Your task is to write out the complete listing exactly as it is shown.

## SUPPLIED DATA

(begin)

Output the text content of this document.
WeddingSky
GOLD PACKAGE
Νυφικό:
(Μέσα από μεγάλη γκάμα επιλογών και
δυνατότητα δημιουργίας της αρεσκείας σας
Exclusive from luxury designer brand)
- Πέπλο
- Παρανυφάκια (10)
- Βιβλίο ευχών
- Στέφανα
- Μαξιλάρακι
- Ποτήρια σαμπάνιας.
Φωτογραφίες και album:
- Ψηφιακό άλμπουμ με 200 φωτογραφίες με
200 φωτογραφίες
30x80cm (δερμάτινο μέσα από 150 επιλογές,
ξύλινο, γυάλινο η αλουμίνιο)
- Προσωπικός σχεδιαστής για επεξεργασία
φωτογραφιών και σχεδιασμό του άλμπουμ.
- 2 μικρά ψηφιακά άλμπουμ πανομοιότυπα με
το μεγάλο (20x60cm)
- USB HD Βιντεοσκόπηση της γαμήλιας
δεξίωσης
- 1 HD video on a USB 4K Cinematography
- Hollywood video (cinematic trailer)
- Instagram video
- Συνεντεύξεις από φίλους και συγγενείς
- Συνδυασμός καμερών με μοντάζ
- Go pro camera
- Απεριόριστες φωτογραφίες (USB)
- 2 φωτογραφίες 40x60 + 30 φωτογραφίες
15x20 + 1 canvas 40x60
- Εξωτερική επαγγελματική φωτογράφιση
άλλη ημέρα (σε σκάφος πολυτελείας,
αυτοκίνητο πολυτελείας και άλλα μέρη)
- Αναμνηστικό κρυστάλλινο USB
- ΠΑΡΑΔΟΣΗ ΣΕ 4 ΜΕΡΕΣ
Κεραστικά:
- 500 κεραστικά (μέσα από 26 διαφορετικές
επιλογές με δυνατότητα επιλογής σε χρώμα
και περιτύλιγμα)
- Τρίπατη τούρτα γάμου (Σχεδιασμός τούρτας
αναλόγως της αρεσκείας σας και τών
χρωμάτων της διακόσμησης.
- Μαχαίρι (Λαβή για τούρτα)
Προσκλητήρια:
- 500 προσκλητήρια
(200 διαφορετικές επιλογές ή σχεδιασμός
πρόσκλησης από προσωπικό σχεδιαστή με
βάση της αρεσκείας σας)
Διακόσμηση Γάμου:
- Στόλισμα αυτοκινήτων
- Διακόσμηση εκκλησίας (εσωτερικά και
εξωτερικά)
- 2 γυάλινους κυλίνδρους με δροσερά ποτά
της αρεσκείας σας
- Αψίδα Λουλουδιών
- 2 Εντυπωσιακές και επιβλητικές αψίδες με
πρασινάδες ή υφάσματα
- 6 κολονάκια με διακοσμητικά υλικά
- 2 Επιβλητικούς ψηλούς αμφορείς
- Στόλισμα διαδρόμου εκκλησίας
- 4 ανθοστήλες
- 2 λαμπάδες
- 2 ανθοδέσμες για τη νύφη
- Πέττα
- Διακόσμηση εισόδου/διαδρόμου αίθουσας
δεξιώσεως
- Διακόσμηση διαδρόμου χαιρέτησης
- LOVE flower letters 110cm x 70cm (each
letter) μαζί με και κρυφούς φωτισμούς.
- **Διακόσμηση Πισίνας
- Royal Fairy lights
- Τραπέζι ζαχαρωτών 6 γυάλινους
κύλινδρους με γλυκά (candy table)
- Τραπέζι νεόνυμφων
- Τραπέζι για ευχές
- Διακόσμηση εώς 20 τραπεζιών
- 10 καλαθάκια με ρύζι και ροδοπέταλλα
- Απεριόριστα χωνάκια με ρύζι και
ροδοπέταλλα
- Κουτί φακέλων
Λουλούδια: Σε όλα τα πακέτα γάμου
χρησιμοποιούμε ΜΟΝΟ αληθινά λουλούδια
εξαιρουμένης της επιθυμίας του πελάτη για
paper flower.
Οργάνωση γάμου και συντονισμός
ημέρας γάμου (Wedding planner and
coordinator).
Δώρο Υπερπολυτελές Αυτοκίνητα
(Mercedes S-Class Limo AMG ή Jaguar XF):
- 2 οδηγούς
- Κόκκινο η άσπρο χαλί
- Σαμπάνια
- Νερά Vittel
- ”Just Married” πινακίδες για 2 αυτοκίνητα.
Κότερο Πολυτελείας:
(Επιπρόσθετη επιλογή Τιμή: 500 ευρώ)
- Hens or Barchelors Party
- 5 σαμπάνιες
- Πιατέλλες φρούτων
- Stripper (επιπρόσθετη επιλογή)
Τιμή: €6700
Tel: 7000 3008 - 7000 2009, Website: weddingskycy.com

(end)

## WRITTEN ANSWER
Output the text content of this document.
WeddingSky
GOLD PACKAGE
Νυφικό:
(Μέσα από μεγάλη γκάμα επιλογών και
δυνατότητα δημιουργίας της αρεσκείας σας
Exclusive from luxury designer brand)
- Πέπλο
- Παρανυφάκια (10)
- Βιβλίο ευχών
- Στέφανα
- Μαξιλάρακι
- Ποτήρια σαμπάνιας.
Φωτογραφίες και album:
- Ψηφιακό άλμπουμ με 200 φωτογραφίες με
200 φωτογραφίες
30x80cm (δερμάτινο μέσα από 150 επιλογές,
ξύλινο, γυάλινο η αλουμίνιο)
- Προσωπικός σχεδιαστής για επεξεργασία
φωτογραφιών και σχεδιασμό του άλμπουμ.
- 2 μικρά ψηφιακά άλμπουμ πανομοιότυπα με
το μεγάλο (20x60cm)
- USB HD Βιντεοσκόπηση της γαμήλιας
δεξίωσης
- 1 HD video on a USB 4K Cinematography
- Hollywood video (cinematic trailer)
- Instagram video
- Συνεντεύξεις από φίλους και συγγενείς
- Συνδυασμός καμερών με μοντάζ
- Go pro camera
- Απεριόριστες φωτογραφίες (USB)
- 2 φωτογραφίες 40x60 + 30 φωτογραφίες
15x20 + 1 canvas 40x60
- Εξωτερική επαγγελματική φωτογράφιση
άλλη ημέρα (σε σκάφος πολυτελείας,
αυτοκίνητο πολυτελείας και άλλα μέρη)
- Αναμνηστικό κρυστάλλινο USB
- ΠΑΡΑΔΟΣΗ ΣΕ 4 ΜΕΡΕΣ
Κεραστικά:
- 500 κεραστικά (μέσα από 26 διαφορετικές
επιλογές με δυνατότητα επιλογής σε χρώμα
και περιτύλιγμα)
- Τρίπατη τούρτα γάμου (Σχεδιασμός τούρτας
αναλόγως της αρεσκείας σας και τών
χρωμάτων της διακόσμησης.
- Μαχαίρι (Λαβή για τούρτα)
Προσκλητήρια:
- 500 προσκλητήρια
(200 διαφορετικές επιλογές ή σχεδιασμός
πρόσκλησης από προσωπικό σχεδιαστή με
βάση της αρεσκείας σας)
Διακόσμηση Γάμου:
- Στόλισμα αυτοκινήτων
- Διακόσμηση εκκλησίας (εσωτερικά και
εξωτερικά)
- 2 γυάλινους κυλίνδρους με δροσερά ποτά
της αρεσκείας σας
- Αψίδα Λουλουδιών
- 2 Εντυπωσιακές και επιβλητικές αψίδες με
πρασινάδες ή υφάσματα
- 6 κολονάκια με διακοσμητικά υλικά
- 2 Επιβλητικούς ψηλούς αμφορείς
- Στόλισμα διαδρόμου εκκλησίας
- 4 ανθοστήλες
- 2 λαμπάδες
- 2 ανθοδέσμες για τη νύφη
- Πέττα
- Διακόσμηση εισόδου/διαδρόμου αίθουσας
δεξιώσεως
- Διακόσμηση διαδρόμου χαιρέτησης
- LOVE flower letters 110cm x 70cm (each
letter) μαζί με και κρυφούς φωτισμούς.
- **Διακόσμηση Πισίνας
- Royal Fairy lights
- Τραπέζι ζαχαρωτών 6 γυάλινους
κύλινδρους με γλυκά (candy table)
- Τραπέζι νεόνυμφων
- Τραπέζι για ευχές
- Διακόσμηση εώς 20 τραπεζιών
- 10 καλαθάκια με ρύζι και ροδοπέταλλα
- Απεριόριστα χωνάκια με ρύζι και
ροδοπέταλλα
- Κουτί φακέλων
Λουλούδια: Σε όλα τα πακέτα γάμου
χρησιμοποιούμε ΜΟΝΟ αληθινά λουλούδια
εξαιρουμένης της επιθυμίας του πελάτη για
paper flower.
Οργάνωση γάμου και συντονισμός
ημέρας γάμου (Wedding planner and
coordinator).
Δώρο Υπερπολυτελές Αυτοκίνητα
(Mercedes S-Class Limo AMG ή Jaguar XF):
- 2 οδηγούς
- Κόκκινο η άσπρο χαλί
- Σαμπάνια
- Νερά Vittel
- ”Just Married” πινακίδες για 2 αυτοκίνητα.
Κότερο Πολυτελείας:
(Επιπρόσθετη επιλογή Τιμή: 500 ευρώ)
- Hens or Barchelors Party
- 5 σαμπάνιες
- Πιατέλλες φρούτων
- Stripper (επιπρόσθετη επιλογή)
Τιμή: €6700
Tel: 7000 3008 - 7000 2009, Website: weddingskycy.com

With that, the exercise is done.